Records that describe figures:
· · ·

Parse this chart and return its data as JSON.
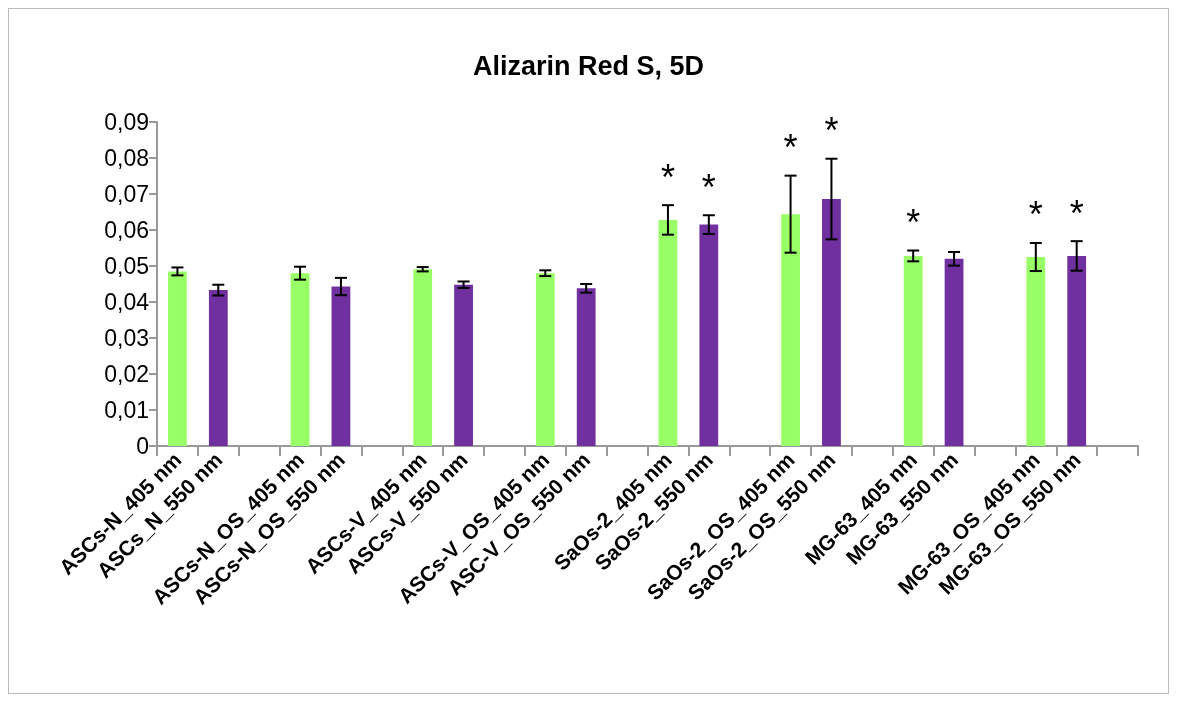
{
  "chart_data": {
    "type": "bar",
    "title": "Alizarin Red S, 5D",
    "categories": [
      "ASCs-N_405 nm",
      "ASCs_N_550 nm",
      null,
      "ASCs-N_OS_405 nm",
      "ASCs-N_OS_550 nm",
      null,
      "ASCs-V_405 nm",
      "ASCs-V_550 nm",
      null,
      "ASCs-V_OS_405 nm",
      "ASC-V_OS_550 nm",
      null,
      "SaOs-2_405 nm",
      "SaOs-2_550 nm",
      null,
      "SaOs-2_OS_405 nm",
      "SaOs-2_OS_550 nm",
      null,
      "MG-63_405 nm",
      "MG-63_550 nm",
      null,
      "MG-63_OS_405 nm",
      "MG-63_OS_550 nm",
      null
    ],
    "values": [
      0.0485,
      0.0433,
      null,
      0.048,
      0.0443,
      null,
      0.0491,
      0.0448,
      null,
      0.048,
      0.0438,
      null,
      0.0628,
      0.0615,
      null,
      0.0644,
      0.0686,
      null,
      0.0528,
      0.052,
      null,
      0.0525,
      0.0528,
      null
    ],
    "errors": [
      0.0011,
      0.0015,
      null,
      0.0018,
      0.0024,
      null,
      0.0006,
      0.0009,
      null,
      0.0008,
      0.0012,
      null,
      0.0041,
      0.0026,
      null,
      0.0107,
      0.0112,
      null,
      0.0015,
      0.0019,
      null,
      0.0039,
      0.0041,
      null
    ],
    "colors": [
      "#99ff66",
      "#7030a0",
      null,
      "#99ff66",
      "#7030a0",
      null,
      "#99ff66",
      "#7030a0",
      null,
      "#99ff66",
      "#7030a0",
      null,
      "#99ff66",
      "#7030a0",
      null,
      "#99ff66",
      "#7030a0",
      null,
      "#99ff66",
      "#7030a0",
      null,
      "#99ff66",
      "#7030a0",
      null
    ],
    "ylim": [
      0,
      0.09
    ],
    "yticks": [
      0,
      {
        "value": 0.01,
        "label": "0,01"
      },
      {
        "value": 0.02,
        "label": "0,02"
      },
      {
        "value": 0.03,
        "label": "0,03"
      },
      {
        "value": 0.04,
        "label": "0,04"
      },
      {
        "value": 0.05,
        "label": "0,05"
      },
      {
        "value": 0.06,
        "label": "0,06"
      },
      {
        "value": 0.07,
        "label": "0,07"
      },
      {
        "value": 0.08,
        "label": "0,08"
      },
      {
        "value": 0.09,
        "label": "0,09"
      }
    ],
    "grid": false,
    "annotations": [
      {
        "text": "*",
        "x": "SaOs-2_405 nm",
        "y": 0.0628
      },
      {
        "text": "*",
        "x": "SaOs-2_550 nm",
        "y": 0.0615
      },
      {
        "text": "*",
        "x": "SaOs-2_OS_405 nm",
        "y": 0.0644
      },
      {
        "text": "*",
        "x": "SaOs-2_OS_550 nm",
        "y": 0.0686
      },
      {
        "text": "*",
        "x": "MG-63_405 nm",
        "y": 0.0528
      },
      {
        "text": "*",
        "x": "MG-63_OS_405 nm",
        "y": 0.0525
      },
      {
        "text": "*",
        "x": "MG-63_OS_550 nm",
        "y": 0.0528
      }
    ]
  }
}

· · ·

• **EXERCISE**
Output the records above exactly as they are, leaving out the pictures.

• **RIGHT ANSWER**
Parse this chart and return its data as JSON.
{
  "chart_data": {
    "type": "bar",
    "title": "Alizarin Red S, 5D",
    "categories": [
      "ASCs-N_405 nm",
      "ASCs_N_550 nm",
      null,
      "ASCs-N_OS_405 nm",
      "ASCs-N_OS_550 nm",
      null,
      "ASCs-V_405 nm",
      "ASCs-V_550 nm",
      null,
      "ASCs-V_OS_405 nm",
      "ASC-V_OS_550 nm",
      null,
      "SaOs-2_405 nm",
      "SaOs-2_550 nm",
      null,
      "SaOs-2_OS_405 nm",
      "SaOs-2_OS_550 nm",
      null,
      "MG-63_405 nm",
      "MG-63_550 nm",
      null,
      "MG-63_OS_405 nm",
      "MG-63_OS_550 nm",
      null
    ],
    "values": [
      0.0485,
      0.0433,
      null,
      0.048,
      0.0443,
      null,
      0.0491,
      0.0448,
      null,
      0.048,
      0.0438,
      null,
      0.0628,
      0.0615,
      null,
      0.0644,
      0.0686,
      null,
      0.0528,
      0.052,
      null,
      0.0525,
      0.0528,
      null
    ],
    "errors": [
      0.0011,
      0.0015,
      null,
      0.0018,
      0.0024,
      null,
      0.0006,
      0.0009,
      null,
      0.0008,
      0.0012,
      null,
      0.0041,
      0.0026,
      null,
      0.0107,
      0.0112,
      null,
      0.0015,
      0.0019,
      null,
      0.0039,
      0.0041,
      null
    ],
    "colors": [
      "#99ff66",
      "#7030a0",
      null,
      "#99ff66",
      "#7030a0",
      null,
      "#99ff66",
      "#7030a0",
      null,
      "#99ff66",
      "#7030a0",
      null,
      "#99ff66",
      "#7030a0",
      null,
      "#99ff66",
      "#7030a0",
      null,
      "#99ff66",
      "#7030a0",
      null,
      "#99ff66",
      "#7030a0",
      null
    ],
    "ylim": [
      0,
      0.09
    ],
    "yticks": [
      0,
      {
        "value": 0.01,
        "label": "0,01"
      },
      {
        "value": 0.02,
        "label": "0,02"
      },
      {
        "value": 0.03,
        "label": "0,03"
      },
      {
        "value": 0.04,
        "label": "0,04"
      },
      {
        "value": 0.05,
        "label": "0,05"
      },
      {
        "value": 0.06,
        "label": "0,06"
      },
      {
        "value": 0.07,
        "label": "0,07"
      },
      {
        "value": 0.08,
        "label": "0,08"
      },
      {
        "value": 0.09,
        "label": "0,09"
      }
    ],
    "grid": false,
    "annotations": [
      {
        "text": "*",
        "x": "SaOs-2_405 nm",
        "y": 0.0628
      },
      {
        "text": "*",
        "x": "SaOs-2_550 nm",
        "y": 0.0615
      },
      {
        "text": "*",
        "x": "SaOs-2_OS_405 nm",
        "y": 0.0644
      },
      {
        "text": "*",
        "x": "SaOs-2_OS_550 nm",
        "y": 0.0686
      },
      {
        "text": "*",
        "x": "MG-63_405 nm",
        "y": 0.0528
      },
      {
        "text": "*",
        "x": "MG-63_OS_405 nm",
        "y": 0.0525
      },
      {
        "text": "*",
        "x": "MG-63_OS_550 nm",
        "y": 0.0528
      }
    ]
  }
}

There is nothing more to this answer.